_Given passage:_
EchoStar Communications Corp. plans to begin offering $29.99-a-month, small-dish digital satellite television service in Hawaii starting Saturday.

Littleton, Colo.-based EchoStar, which has provided a more expensive large-dish service here since 1996, is the only digital direct-TV satellite manufacturer serving the islands.

For the new service, customers will need to buy a small satellite dish at local retailers for between about $235 and $500, plus installation charges. The $29.99 monthly fee includes 70 cable channels, such as A&E, CNN, Disney, ESPN and VH-1. So-called premium channels, including HBO and Showtime, and other channel packages will cost more.

Marc Lumpkin, communications manager for EchoStar, said the company has signed some local broadcasters and is negotiating with others, but declined to give further details. A package of network affiliates from the West Coast costs another $4.99 a month.

The company's $250 million satellite is positioned to serve only Hawaii and Alaska. EchoStar actually had to move the satellite from another position and turn up the power to reach the islands, Lumpkin said.

"You're just on the edge of our footprint for receiving a satellite beam," he said, adding that Hawaii's mountainous geography can vary reception by location. This has led to added expenses for EchoStar.

Some local retailers say the EchoStar package costs a little more than they expected.

"They're asking us to pay Top 100 prices for Top 70" channels, says Thom McCarty, general manager for Satellite TV Hawaii Inc. "It's still better than cable, but I want it even better."

_Your assignment:_
Reproduce the article about EchoStar's satellite TV service in Hawaii word for word.

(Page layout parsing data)
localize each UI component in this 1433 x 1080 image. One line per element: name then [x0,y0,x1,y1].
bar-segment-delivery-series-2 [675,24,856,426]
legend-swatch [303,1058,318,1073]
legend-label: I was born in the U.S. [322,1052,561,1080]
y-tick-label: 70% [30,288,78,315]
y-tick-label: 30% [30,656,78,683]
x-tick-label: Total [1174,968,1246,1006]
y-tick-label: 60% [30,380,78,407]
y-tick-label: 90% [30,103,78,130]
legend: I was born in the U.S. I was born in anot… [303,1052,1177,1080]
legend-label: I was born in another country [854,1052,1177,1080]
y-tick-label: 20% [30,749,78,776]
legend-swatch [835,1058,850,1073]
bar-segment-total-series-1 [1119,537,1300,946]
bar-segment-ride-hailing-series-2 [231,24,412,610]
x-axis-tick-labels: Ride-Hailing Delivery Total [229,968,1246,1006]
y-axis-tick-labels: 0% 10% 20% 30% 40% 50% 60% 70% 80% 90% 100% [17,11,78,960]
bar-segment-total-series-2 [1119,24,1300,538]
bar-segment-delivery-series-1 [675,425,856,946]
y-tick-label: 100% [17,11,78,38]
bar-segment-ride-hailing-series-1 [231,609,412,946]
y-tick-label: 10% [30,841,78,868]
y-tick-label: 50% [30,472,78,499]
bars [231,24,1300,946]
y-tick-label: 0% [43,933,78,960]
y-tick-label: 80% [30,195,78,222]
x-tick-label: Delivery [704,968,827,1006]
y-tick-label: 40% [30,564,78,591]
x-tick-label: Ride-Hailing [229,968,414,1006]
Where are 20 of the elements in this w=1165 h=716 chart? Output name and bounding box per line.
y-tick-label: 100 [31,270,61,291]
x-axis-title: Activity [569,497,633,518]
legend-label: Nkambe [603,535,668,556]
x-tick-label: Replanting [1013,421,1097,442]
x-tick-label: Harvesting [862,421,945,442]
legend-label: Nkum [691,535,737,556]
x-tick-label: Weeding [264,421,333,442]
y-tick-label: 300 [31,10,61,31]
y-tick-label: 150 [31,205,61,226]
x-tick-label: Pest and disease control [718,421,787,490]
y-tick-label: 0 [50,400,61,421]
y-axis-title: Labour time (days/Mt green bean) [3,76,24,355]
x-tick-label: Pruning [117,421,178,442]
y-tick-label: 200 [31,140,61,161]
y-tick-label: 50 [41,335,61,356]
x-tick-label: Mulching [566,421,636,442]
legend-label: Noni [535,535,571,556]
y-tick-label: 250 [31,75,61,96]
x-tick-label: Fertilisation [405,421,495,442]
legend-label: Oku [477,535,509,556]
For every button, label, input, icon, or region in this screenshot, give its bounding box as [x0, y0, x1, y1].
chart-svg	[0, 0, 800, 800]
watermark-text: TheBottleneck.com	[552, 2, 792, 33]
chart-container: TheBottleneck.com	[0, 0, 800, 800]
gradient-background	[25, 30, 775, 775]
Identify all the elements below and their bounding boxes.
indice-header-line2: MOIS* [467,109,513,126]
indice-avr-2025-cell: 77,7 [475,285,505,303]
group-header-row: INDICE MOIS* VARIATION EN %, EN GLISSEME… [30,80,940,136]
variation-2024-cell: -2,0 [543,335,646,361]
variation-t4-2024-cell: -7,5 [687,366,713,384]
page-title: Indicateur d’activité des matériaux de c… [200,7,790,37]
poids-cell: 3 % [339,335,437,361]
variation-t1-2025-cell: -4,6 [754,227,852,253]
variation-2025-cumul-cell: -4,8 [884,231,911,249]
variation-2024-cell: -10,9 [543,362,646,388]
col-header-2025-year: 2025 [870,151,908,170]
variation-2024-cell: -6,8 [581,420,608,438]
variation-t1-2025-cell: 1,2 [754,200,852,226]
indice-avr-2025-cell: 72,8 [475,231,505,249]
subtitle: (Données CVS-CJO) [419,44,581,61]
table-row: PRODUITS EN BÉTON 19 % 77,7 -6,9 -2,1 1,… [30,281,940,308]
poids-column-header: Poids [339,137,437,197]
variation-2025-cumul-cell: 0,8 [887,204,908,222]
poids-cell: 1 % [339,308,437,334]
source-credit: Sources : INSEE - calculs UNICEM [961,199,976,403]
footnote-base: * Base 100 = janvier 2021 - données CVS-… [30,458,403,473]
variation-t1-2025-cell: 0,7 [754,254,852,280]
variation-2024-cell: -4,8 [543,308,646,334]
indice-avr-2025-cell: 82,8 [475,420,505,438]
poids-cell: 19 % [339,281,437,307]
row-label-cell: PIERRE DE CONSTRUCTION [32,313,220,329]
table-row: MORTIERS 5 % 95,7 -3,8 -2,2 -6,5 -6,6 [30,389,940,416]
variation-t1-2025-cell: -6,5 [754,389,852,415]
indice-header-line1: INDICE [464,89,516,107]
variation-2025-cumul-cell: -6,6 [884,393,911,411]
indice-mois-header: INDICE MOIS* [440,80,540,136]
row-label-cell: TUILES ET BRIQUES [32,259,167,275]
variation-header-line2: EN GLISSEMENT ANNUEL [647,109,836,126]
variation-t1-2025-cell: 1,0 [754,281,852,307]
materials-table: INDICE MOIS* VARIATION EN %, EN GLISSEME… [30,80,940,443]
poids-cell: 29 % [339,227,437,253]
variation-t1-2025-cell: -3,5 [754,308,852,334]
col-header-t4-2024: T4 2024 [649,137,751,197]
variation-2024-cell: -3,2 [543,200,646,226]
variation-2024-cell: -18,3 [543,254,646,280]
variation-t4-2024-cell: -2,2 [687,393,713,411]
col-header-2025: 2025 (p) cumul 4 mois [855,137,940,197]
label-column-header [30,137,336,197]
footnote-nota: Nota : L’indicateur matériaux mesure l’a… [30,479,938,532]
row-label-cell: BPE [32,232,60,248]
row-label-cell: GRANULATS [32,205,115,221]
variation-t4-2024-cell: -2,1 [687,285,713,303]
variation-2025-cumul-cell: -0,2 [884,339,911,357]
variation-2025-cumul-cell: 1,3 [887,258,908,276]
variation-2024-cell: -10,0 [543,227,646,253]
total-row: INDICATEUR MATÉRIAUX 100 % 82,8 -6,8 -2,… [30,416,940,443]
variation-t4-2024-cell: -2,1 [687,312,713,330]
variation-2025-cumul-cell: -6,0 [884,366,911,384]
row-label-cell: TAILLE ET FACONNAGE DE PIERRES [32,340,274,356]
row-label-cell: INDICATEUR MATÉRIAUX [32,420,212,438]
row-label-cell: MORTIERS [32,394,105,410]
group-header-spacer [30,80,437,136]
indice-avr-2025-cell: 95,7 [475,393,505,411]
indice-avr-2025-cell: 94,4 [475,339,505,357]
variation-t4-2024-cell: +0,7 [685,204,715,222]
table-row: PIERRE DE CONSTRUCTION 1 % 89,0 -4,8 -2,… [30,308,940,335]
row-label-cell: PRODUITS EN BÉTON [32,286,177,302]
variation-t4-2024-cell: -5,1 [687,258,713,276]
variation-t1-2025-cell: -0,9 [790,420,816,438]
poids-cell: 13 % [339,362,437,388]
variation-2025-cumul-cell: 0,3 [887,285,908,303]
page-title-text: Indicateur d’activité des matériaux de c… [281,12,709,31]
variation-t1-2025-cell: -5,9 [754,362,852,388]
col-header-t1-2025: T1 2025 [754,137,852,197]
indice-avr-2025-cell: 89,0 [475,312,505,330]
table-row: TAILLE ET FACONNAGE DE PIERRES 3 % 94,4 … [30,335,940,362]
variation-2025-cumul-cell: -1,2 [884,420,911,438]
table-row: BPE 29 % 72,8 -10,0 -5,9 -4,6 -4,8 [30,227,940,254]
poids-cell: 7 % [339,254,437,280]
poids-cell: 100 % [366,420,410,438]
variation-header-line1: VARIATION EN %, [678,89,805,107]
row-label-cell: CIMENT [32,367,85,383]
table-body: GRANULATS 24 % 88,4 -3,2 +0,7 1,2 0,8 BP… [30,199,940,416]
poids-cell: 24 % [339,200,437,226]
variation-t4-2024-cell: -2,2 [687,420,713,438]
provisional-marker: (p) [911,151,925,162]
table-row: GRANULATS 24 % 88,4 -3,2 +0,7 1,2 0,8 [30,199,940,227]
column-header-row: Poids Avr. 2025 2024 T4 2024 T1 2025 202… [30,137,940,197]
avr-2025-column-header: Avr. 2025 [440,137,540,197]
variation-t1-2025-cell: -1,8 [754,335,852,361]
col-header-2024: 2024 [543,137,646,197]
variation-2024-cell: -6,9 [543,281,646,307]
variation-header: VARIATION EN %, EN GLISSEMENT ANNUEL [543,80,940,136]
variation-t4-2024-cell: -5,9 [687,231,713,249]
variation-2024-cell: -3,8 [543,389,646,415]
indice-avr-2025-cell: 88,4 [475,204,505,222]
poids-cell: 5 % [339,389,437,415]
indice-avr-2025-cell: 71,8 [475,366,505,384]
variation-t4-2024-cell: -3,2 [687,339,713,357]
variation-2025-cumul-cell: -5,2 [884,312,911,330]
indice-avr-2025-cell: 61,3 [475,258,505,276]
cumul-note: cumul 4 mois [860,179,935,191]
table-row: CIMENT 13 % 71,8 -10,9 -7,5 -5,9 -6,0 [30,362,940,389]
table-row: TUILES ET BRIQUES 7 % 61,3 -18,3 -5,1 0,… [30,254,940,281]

_Written response:_
EchoStar Communications Corp. plans to begin offering $29.99-a-month, small-dish digital satellite television service in Hawaii starting Saturday.

Littleton, Colo.-based EchoStar, which has provided a more expensive large-dish service here since 1996, is the only digital direct-TV satellite manufacturer serving the islands.

For the new service, customers will need to buy a small satellite dish at local retailers for between about $235 and $500, plus installation charges. The $29.99 monthly fee includes 70 cable channels, such as A&E, CNN, Disney, ESPN and VH-1. So-called premium channels, including HBO and Showtime, and other channel packages will cost more.

Marc Lumpkin, communications manager for EchoStar, said the company has signed some local broadcasters and is negotiating with others, but declined to give further details. A package of network affiliates from the West Coast costs another $4.99 a month.

The company's $250 million satellite is positioned to serve only Hawaii and Alaska. EchoStar actually had to move the satellite from another position and turn up the power to reach the islands, Lumpkin said.

"You're just on the edge of our footprint for receiving a satellite beam," he said, adding that Hawaii's mountainous geography can vary reception by location. This has led to added expenses for EchoStar.

Some local retailers say the EchoStar package costs a little more than they expected.

"They're asking us to pay Top 100 prices for Top 70" channels, says Thom McCarty, general manager for Satellite TV Hawaii Inc. "It's still better than cable, but I want it even better."